__Record list__.
[BEGIN]

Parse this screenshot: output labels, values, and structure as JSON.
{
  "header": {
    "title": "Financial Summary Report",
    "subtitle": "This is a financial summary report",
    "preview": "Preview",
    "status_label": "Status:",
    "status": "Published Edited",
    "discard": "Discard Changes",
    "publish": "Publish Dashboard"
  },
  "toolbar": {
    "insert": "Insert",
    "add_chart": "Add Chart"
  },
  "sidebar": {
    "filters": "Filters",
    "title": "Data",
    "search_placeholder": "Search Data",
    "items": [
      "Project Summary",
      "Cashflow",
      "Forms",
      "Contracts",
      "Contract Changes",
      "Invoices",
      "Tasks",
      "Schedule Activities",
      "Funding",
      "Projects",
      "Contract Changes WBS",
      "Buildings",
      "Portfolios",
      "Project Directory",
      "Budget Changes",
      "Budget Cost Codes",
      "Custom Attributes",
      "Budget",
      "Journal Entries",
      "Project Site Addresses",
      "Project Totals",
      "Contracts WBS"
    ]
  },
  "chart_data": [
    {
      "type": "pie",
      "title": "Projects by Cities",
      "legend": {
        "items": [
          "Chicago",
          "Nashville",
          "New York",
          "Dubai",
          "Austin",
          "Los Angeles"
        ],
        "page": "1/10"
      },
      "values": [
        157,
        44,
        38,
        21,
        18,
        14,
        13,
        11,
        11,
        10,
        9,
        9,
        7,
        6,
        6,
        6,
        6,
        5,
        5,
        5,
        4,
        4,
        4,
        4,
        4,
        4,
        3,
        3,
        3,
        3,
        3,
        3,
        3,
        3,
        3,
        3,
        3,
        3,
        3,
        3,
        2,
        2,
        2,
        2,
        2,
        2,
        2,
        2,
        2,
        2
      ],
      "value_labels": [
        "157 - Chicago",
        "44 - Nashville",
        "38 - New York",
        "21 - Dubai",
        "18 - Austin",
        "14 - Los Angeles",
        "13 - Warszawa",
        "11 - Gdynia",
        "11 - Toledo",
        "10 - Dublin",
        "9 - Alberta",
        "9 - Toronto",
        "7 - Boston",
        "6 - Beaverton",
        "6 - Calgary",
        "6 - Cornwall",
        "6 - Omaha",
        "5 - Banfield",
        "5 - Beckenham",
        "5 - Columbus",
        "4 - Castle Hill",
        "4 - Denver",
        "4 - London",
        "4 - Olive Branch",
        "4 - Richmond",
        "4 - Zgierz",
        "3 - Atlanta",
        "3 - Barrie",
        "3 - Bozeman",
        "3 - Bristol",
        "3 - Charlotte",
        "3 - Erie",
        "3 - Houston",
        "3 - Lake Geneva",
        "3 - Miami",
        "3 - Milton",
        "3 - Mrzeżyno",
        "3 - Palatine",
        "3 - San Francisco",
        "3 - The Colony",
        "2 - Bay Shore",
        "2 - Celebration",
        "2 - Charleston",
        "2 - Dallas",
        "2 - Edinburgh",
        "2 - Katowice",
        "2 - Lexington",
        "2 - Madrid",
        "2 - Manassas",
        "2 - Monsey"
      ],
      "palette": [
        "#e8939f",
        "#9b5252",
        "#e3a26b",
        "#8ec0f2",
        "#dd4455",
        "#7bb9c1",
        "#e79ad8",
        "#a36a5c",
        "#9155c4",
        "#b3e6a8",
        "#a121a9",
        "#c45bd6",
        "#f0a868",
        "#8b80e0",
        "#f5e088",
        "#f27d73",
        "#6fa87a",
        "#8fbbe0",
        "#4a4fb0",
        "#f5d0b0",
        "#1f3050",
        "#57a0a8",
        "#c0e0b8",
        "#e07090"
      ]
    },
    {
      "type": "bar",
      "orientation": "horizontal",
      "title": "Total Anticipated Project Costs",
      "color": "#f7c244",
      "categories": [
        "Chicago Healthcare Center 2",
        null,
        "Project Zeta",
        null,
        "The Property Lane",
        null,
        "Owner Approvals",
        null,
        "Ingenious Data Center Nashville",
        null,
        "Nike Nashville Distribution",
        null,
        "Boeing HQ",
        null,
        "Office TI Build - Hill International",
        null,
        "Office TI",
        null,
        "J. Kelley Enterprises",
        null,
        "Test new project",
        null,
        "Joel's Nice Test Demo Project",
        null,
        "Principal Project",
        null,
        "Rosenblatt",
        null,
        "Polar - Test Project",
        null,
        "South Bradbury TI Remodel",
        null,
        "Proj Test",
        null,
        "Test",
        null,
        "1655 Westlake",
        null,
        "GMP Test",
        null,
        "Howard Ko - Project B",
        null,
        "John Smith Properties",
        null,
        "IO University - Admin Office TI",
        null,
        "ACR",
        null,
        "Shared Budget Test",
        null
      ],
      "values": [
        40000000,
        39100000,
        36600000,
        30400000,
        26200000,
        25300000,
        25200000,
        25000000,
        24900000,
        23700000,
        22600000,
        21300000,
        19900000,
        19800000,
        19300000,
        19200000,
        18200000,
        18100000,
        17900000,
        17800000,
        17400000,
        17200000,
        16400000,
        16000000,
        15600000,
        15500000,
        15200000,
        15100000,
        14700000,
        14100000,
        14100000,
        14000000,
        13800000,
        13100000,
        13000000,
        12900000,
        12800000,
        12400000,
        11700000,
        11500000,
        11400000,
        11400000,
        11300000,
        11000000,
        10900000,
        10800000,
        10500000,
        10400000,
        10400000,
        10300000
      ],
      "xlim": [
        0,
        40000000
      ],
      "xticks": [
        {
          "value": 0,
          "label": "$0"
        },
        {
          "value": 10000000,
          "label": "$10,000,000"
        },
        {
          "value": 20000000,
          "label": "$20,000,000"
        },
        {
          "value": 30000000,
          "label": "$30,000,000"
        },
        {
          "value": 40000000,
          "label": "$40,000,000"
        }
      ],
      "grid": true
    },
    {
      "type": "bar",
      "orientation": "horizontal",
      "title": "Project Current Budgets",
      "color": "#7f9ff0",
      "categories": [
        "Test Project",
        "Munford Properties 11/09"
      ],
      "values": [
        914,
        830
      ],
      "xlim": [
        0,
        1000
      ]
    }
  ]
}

[END]

__Written instruction__. Quote the material exactly, leaving nothing out.

__Exercise solution__.
Parse this screenshot: output labels, values, and structure as JSON.
{
  "header": {
    "title": "Financial Summary Report",
    "subtitle": "This is a financial summary report",
    "preview": "Preview",
    "status_label": "Status:",
    "status": "Published Edited",
    "discard": "Discard Changes",
    "publish": "Publish Dashboard"
  },
  "toolbar": {
    "insert": "Insert",
    "add_chart": "Add Chart"
  },
  "sidebar": {
    "filters": "Filters",
    "title": "Data",
    "search_placeholder": "Search Data",
    "items": [
      "Project Summary",
      "Cashflow",
      "Forms",
      "Contracts",
      "Contract Changes",
      "Invoices",
      "Tasks",
      "Schedule Activities",
      "Funding",
      "Projects",
      "Contract Changes WBS",
      "Buildings",
      "Portfolios",
      "Project Directory",
      "Budget Changes",
      "Budget Cost Codes",
      "Custom Attributes",
      "Budget",
      "Journal Entries",
      "Project Site Addresses",
      "Project Totals",
      "Contracts WBS"
    ]
  },
  "chart_data": [
    {
      "type": "pie",
      "title": "Projects by Cities",
      "legend": {
        "items": [
          "Chicago",
          "Nashville",
          "New York",
          "Dubai",
          "Austin",
          "Los Angeles"
        ],
        "page": "1/10"
      },
      "values": [
        157,
        44,
        38,
        21,
        18,
        14,
        13,
        11,
        11,
        10,
        9,
        9,
        7,
        6,
        6,
        6,
        6,
        5,
        5,
        5,
        4,
        4,
        4,
        4,
        4,
        4,
        3,
        3,
        3,
        3,
        3,
        3,
        3,
        3,
        3,
        3,
        3,
        3,
        3,
        3,
        2,
        2,
        2,
        2,
        2,
        2,
        2,
        2,
        2,
        2
      ],
      "value_labels": [
        "157 - Chicago",
        "44 - Nashville",
        "38 - New York",
        "21 - Dubai",
        "18 - Austin",
        "14 - Los Angeles",
        "13 - Warszawa",
        "11 - Gdynia",
        "11 - Toledo",
        "10 - Dublin",
        "9 - Alberta",
        "9 - Toronto",
        "7 - Boston",
        "6 - Beaverton",
        "6 - Calgary",
        "6 - Cornwall",
        "6 - Omaha",
        "5 - Banfield",
        "5 - Beckenham",
        "5 - Columbus",
        "4 - Castle Hill",
        "4 - Denver",
        "4 - London",
        "4 - Olive Branch",
        "4 - Richmond",
        "4 - Zgierz",
        "3 - Atlanta",
        "3 - Barrie",
        "3 - Bozeman",
        "3 - Bristol",
        "3 - Charlotte",
        "3 - Erie",
        "3 - Houston",
        "3 - Lake Geneva",
        "3 - Miami",
        "3 - Milton",
        "3 - Mrzeżyno",
        "3 - Palatine",
        "3 - San Francisco",
        "3 - The Colony",
        "2 - Bay Shore",
        "2 - Celebration",
        "2 - Charleston",
        "2 - Dallas",
        "2 - Edinburgh",
        "2 - Katowice",
        "2 - Lexington",
        "2 - Madrid",
        "2 - Manassas",
        "2 - Monsey"
      ],
      "palette": [
        "#e8939f",
        "#9b5252",
        "#e3a26b",
        "#8ec0f2",
        "#dd4455",
        "#7bb9c1",
        "#e79ad8",
        "#a36a5c",
        "#9155c4",
        "#b3e6a8",
        "#a121a9",
        "#c45bd6",
        "#f0a868",
        "#8b80e0",
        "#f5e088",
        "#f27d73",
        "#6fa87a",
        "#8fbbe0",
        "#4a4fb0",
        "#f5d0b0",
        "#1f3050",
        "#57a0a8",
        "#c0e0b8",
        "#e07090"
      ]
    },
    {
      "type": "bar",
      "orientation": "horizontal",
      "title": "Total Anticipated Project Costs",
      "color": "#f7c244",
      "categories": [
        "Chicago Healthcare Center 2",
        null,
        "Project Zeta",
        null,
        "The Property Lane",
        null,
        "Owner Approvals",
        null,
        "Ingenious Data Center Nashville",
        null,
        "Nike Nashville Distribution",
        null,
        "Boeing HQ",
        null,
        "Office TI Build - Hill International",
        null,
        "Office TI",
        null,
        "J. Kelley Enterprises",
        null,
        "Test new project",
        null,
        "Joel's Nice Test Demo Project",
        null,
        "Principal Project",
        null,
        "Rosenblatt",
        null,
        "Polar - Test Project",
        null,
        "South Bradbury TI Remodel",
        null,
        "Proj Test",
        null,
        "Test",
        null,
        "1655 Westlake",
        null,
        "GMP Test",
        null,
        "Howard Ko - Project B",
        null,
        "John Smith Properties",
        null,
        "IO University - Admin Office TI",
        null,
        "ACR",
        null,
        "Shared Budget Test",
        null
      ],
      "values": [
        40000000,
        39100000,
        36600000,
        30400000,
        26200000,
        25300000,
        25200000,
        25000000,
        24900000,
        23700000,
        22600000,
        21300000,
        19900000,
        19800000,
        19300000,
        19200000,
        18200000,
        18100000,
        17900000,
        17800000,
        17400000,
        17200000,
        16400000,
        16000000,
        15600000,
        15500000,
        15200000,
        15100000,
        14700000,
        14100000,
        14100000,
        14000000,
        13800000,
        13100000,
        13000000,
        12900000,
        12800000,
        12400000,
        11700000,
        11500000,
        11400000,
        11400000,
        11300000,
        11000000,
        10900000,
        10800000,
        10500000,
        10400000,
        10400000,
        10300000
      ],
      "xlim": [
        0,
        40000000
      ],
      "xticks": [
        {
          "value": 0,
          "label": "$0"
        },
        {
          "value": 10000000,
          "label": "$10,000,000"
        },
        {
          "value": 20000000,
          "label": "$20,000,000"
        },
        {
          "value": 30000000,
          "label": "$30,000,000"
        },
        {
          "value": 40000000,
          "label": "$40,000,000"
        }
      ],
      "grid": true
    },
    {
      "type": "bar",
      "orientation": "horizontal",
      "title": "Project Current Budgets",
      "color": "#7f9ff0",
      "categories": [
        "Test Project",
        "Munford Properties 11/09"
      ],
      "values": [
        914,
        830
      ],
      "xlim": [
        0,
        1000
      ]
    }
  ]
}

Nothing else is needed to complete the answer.